-- Begin Materials provided --

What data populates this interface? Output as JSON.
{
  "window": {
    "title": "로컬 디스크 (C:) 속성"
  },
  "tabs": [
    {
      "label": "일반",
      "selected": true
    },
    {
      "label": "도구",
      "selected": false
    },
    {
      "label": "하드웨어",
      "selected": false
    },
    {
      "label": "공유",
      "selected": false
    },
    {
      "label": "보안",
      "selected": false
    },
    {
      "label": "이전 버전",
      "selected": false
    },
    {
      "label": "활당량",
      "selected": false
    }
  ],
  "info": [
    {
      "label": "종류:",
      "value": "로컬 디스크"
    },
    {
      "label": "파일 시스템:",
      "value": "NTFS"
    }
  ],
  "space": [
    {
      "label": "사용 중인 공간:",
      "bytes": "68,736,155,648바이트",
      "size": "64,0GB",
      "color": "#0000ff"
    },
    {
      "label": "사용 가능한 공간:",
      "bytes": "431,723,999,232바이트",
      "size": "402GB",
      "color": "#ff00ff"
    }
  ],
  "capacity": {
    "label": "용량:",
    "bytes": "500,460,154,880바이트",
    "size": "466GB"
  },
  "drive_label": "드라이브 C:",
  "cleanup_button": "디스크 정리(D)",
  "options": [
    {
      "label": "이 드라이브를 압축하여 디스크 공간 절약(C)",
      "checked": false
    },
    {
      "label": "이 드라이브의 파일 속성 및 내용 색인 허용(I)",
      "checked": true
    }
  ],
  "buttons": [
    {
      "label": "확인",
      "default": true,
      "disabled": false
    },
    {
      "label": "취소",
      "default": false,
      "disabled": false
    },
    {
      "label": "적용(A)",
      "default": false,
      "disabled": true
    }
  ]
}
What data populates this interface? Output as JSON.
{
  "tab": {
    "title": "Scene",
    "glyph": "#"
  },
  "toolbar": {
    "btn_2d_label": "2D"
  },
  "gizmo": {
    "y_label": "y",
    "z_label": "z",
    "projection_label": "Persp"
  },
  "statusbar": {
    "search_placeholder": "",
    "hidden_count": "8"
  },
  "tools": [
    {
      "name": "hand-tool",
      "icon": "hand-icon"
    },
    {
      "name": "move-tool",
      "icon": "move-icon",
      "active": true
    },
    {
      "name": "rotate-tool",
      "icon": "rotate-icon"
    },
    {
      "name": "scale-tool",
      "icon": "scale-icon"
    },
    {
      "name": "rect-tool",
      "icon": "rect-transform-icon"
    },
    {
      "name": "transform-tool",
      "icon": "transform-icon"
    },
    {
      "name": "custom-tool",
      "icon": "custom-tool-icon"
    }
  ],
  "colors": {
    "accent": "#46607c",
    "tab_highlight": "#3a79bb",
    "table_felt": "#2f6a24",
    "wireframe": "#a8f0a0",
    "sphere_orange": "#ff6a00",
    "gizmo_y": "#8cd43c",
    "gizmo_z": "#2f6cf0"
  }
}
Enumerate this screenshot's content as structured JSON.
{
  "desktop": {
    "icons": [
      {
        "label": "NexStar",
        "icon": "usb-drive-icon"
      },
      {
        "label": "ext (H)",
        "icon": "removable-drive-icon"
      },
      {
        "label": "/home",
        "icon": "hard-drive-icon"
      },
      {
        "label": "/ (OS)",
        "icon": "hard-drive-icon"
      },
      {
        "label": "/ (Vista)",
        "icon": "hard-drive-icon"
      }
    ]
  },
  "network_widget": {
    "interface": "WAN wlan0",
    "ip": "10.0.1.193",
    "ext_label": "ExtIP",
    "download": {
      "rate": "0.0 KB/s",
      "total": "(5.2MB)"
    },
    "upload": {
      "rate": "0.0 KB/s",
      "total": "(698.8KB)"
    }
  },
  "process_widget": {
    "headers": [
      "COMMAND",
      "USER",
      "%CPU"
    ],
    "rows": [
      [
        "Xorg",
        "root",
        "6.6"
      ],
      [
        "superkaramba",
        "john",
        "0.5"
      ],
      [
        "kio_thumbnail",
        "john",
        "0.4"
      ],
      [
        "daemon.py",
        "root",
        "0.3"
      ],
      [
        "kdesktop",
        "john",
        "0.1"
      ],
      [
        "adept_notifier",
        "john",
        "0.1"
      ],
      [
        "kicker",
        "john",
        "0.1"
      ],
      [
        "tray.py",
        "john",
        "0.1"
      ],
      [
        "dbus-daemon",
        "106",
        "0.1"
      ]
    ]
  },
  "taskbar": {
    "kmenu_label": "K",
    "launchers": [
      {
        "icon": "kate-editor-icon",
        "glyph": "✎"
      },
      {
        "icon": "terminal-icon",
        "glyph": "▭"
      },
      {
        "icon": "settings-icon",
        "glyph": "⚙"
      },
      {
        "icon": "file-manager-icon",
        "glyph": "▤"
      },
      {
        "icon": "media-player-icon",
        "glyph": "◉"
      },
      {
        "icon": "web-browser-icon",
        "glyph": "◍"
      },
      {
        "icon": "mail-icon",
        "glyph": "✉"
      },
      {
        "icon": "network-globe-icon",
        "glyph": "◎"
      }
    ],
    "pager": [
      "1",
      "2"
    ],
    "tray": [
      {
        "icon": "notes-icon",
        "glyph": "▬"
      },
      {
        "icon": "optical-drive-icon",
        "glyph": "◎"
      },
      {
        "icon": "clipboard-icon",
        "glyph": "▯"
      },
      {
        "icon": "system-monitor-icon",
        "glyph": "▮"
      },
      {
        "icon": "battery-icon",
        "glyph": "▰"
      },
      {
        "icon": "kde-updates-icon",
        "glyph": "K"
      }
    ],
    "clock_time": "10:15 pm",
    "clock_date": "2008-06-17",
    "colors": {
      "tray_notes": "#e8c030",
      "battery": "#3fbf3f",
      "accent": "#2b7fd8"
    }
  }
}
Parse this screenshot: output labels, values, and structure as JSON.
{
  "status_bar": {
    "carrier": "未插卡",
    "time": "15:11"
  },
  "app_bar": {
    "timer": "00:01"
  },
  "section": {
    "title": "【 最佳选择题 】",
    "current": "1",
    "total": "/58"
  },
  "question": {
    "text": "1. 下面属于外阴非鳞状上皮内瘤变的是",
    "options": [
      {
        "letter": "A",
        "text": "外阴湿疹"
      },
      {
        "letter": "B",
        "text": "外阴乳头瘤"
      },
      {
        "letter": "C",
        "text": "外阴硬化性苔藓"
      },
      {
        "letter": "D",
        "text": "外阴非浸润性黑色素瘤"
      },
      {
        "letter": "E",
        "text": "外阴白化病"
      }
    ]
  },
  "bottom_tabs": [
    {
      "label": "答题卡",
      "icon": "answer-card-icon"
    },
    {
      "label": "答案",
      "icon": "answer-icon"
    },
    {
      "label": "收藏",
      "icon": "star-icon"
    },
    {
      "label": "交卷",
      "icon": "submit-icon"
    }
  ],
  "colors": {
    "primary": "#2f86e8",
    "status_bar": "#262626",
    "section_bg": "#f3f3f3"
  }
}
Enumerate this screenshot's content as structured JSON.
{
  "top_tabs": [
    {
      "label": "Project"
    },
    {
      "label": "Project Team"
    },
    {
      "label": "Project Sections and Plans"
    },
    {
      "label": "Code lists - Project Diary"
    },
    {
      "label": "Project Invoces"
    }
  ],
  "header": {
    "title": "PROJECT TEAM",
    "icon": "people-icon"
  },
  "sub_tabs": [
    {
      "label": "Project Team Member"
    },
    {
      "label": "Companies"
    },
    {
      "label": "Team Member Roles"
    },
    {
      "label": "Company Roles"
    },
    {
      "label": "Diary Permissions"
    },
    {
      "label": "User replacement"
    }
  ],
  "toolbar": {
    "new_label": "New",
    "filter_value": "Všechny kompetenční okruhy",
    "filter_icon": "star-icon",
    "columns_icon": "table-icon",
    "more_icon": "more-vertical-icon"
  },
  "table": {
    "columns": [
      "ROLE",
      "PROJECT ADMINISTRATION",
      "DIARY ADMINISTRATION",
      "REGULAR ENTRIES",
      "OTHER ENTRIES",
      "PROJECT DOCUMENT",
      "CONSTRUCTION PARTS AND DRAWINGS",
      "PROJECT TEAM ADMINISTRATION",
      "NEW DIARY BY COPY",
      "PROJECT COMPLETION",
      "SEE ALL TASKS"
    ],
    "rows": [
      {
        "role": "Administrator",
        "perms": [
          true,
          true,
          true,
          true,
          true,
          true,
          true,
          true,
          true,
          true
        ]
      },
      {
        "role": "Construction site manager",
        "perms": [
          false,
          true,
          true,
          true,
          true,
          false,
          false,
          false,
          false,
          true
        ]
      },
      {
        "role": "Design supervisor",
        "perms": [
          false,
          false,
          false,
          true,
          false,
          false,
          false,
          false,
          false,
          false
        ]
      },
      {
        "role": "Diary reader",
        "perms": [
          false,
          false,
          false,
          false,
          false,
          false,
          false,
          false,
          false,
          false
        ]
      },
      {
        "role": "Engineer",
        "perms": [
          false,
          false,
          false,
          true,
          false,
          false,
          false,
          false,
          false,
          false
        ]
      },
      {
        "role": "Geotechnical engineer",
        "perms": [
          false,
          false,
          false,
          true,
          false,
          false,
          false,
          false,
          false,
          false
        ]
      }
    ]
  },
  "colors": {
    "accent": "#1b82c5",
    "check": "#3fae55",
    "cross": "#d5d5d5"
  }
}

-- End Materials provided --

» Given request: Pick out the lines that have the word "transform". Copy them all.

» Expected answer:
      "icon": "rect-transform-icon"
      "name": "transform-tool",
      "icon": "transform-icon"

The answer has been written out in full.